> EXERCISE REQUIREMENTS: Collect each line containing "registrer".

Dataset records
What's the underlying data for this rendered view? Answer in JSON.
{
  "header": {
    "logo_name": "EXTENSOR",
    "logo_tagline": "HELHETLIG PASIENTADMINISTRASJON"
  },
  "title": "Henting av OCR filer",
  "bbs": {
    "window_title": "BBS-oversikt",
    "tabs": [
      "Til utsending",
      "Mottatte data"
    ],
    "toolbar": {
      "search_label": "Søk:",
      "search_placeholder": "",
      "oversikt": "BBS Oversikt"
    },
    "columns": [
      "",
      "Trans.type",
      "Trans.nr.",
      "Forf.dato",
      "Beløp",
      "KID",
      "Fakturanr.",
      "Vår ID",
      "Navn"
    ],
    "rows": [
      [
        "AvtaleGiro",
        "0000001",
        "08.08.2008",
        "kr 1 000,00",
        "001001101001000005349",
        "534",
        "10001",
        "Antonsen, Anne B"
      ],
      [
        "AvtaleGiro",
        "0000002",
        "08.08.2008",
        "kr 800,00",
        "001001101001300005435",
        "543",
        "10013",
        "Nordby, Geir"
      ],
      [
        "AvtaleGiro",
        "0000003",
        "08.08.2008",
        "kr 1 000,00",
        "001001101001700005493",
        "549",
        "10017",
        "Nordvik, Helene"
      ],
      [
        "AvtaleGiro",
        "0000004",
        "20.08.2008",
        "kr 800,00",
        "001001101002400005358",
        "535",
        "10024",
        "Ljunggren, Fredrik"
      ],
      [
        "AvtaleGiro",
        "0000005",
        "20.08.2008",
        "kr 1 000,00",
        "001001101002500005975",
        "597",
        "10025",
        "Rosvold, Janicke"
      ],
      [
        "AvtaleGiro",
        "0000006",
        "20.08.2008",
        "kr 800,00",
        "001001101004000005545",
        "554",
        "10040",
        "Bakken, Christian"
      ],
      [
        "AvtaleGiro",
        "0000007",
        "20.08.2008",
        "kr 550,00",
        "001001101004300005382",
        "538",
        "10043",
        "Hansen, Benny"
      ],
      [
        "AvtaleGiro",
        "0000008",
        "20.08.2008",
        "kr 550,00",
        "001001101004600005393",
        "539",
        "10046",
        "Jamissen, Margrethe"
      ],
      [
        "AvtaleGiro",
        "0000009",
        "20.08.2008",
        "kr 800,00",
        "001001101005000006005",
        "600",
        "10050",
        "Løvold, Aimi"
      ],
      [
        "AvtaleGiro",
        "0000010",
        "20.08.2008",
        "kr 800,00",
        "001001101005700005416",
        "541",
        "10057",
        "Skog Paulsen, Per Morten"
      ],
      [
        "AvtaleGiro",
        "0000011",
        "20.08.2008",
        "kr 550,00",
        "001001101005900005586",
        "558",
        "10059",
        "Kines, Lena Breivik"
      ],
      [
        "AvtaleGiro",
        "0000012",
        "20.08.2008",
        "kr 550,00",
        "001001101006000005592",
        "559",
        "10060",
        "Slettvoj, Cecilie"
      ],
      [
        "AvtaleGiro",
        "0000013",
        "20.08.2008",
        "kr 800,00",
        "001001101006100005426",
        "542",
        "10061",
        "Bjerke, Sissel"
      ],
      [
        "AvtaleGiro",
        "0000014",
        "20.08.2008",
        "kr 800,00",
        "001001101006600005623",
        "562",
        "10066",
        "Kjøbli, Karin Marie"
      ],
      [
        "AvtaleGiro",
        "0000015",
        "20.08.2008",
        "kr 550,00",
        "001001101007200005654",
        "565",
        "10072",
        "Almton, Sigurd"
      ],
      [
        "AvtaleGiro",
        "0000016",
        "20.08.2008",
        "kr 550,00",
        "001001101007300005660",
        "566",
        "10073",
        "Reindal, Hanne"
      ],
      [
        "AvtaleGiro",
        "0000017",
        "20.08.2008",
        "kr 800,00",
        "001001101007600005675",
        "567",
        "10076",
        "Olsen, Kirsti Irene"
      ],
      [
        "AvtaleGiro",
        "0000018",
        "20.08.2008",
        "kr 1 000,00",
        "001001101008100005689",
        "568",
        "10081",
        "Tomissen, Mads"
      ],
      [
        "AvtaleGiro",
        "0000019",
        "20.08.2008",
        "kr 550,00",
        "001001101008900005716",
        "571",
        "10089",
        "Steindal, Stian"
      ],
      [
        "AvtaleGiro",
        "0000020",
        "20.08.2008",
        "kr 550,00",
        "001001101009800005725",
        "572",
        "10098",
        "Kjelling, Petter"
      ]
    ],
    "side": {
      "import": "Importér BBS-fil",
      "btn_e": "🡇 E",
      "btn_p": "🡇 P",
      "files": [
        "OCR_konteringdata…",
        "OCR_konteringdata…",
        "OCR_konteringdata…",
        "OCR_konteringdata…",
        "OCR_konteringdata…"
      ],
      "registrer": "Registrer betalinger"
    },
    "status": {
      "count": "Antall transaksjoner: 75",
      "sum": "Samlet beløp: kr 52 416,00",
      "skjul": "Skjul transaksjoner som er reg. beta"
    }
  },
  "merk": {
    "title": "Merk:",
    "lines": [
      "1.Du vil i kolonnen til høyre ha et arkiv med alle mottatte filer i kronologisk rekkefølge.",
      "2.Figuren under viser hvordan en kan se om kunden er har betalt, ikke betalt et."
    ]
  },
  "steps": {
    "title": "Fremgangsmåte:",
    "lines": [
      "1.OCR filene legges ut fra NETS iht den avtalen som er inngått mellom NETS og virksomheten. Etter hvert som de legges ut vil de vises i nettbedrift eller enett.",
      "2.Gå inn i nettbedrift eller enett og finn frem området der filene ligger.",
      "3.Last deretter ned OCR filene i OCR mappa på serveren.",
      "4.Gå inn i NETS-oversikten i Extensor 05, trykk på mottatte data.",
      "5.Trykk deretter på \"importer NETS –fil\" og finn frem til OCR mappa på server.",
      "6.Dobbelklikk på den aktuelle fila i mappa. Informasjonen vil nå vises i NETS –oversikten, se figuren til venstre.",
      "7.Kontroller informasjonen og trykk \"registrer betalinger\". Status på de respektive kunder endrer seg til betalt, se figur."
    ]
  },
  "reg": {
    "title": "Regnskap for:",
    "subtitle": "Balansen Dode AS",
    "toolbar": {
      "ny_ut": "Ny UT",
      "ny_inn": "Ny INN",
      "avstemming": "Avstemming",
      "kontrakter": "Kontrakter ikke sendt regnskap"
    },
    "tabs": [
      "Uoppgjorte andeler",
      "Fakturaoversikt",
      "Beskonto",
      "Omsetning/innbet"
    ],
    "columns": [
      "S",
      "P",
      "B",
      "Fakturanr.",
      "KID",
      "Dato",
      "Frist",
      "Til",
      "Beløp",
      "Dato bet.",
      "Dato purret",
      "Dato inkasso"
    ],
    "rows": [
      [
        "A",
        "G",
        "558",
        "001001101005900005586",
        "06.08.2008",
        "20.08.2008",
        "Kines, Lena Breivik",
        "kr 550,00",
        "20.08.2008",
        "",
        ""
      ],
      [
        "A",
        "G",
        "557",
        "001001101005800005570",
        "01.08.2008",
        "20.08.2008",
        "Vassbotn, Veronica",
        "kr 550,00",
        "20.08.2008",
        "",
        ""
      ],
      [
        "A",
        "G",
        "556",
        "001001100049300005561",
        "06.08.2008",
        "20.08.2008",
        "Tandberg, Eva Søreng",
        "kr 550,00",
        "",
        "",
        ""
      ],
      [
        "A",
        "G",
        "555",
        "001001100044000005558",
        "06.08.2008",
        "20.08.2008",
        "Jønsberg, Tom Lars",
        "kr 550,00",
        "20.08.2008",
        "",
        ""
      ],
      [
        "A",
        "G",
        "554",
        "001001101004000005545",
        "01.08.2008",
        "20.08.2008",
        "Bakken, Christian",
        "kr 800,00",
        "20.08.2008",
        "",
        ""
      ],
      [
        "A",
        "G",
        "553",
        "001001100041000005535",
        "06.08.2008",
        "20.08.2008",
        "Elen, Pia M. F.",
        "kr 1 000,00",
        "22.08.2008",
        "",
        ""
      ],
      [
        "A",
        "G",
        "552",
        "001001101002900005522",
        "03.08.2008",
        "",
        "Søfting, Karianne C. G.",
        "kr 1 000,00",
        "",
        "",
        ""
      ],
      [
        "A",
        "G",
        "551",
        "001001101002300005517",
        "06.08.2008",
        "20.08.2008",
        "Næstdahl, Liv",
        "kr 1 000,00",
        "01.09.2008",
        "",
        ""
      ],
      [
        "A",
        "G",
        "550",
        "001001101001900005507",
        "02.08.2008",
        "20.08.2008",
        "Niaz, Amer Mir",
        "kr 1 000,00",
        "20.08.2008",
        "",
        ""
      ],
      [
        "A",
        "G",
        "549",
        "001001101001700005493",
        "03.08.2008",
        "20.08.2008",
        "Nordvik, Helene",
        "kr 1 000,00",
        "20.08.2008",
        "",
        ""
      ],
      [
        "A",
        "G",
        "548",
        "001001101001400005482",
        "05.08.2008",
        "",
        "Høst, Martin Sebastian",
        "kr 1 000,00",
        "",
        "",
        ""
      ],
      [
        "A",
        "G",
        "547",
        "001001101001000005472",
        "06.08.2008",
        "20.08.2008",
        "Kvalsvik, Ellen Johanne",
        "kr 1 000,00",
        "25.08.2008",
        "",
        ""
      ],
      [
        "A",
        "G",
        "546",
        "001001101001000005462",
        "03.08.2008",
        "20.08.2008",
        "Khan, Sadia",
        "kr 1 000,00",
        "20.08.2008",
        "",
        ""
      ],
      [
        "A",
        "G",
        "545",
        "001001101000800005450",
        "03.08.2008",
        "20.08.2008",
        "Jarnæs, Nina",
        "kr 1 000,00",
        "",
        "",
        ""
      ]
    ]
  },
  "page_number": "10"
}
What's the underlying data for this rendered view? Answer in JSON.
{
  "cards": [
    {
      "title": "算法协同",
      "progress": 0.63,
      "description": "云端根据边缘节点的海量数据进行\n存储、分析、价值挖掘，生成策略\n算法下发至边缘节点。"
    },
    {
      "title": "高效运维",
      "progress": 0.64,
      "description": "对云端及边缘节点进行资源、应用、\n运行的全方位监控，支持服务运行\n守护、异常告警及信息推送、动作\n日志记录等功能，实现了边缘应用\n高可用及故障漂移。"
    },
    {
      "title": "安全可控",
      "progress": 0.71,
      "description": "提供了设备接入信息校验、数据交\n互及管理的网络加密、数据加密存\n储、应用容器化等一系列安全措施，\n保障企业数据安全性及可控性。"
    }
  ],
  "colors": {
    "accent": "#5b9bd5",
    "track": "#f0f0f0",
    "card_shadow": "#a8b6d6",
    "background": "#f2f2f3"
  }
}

> TASK SOLUTION:
      "registrer": "Registrer betalinger"
      "7.Kontroller informasjonen og trykk \"registrer betalinger\". Status på de respektive kunder endrer seg til betalt, se figur."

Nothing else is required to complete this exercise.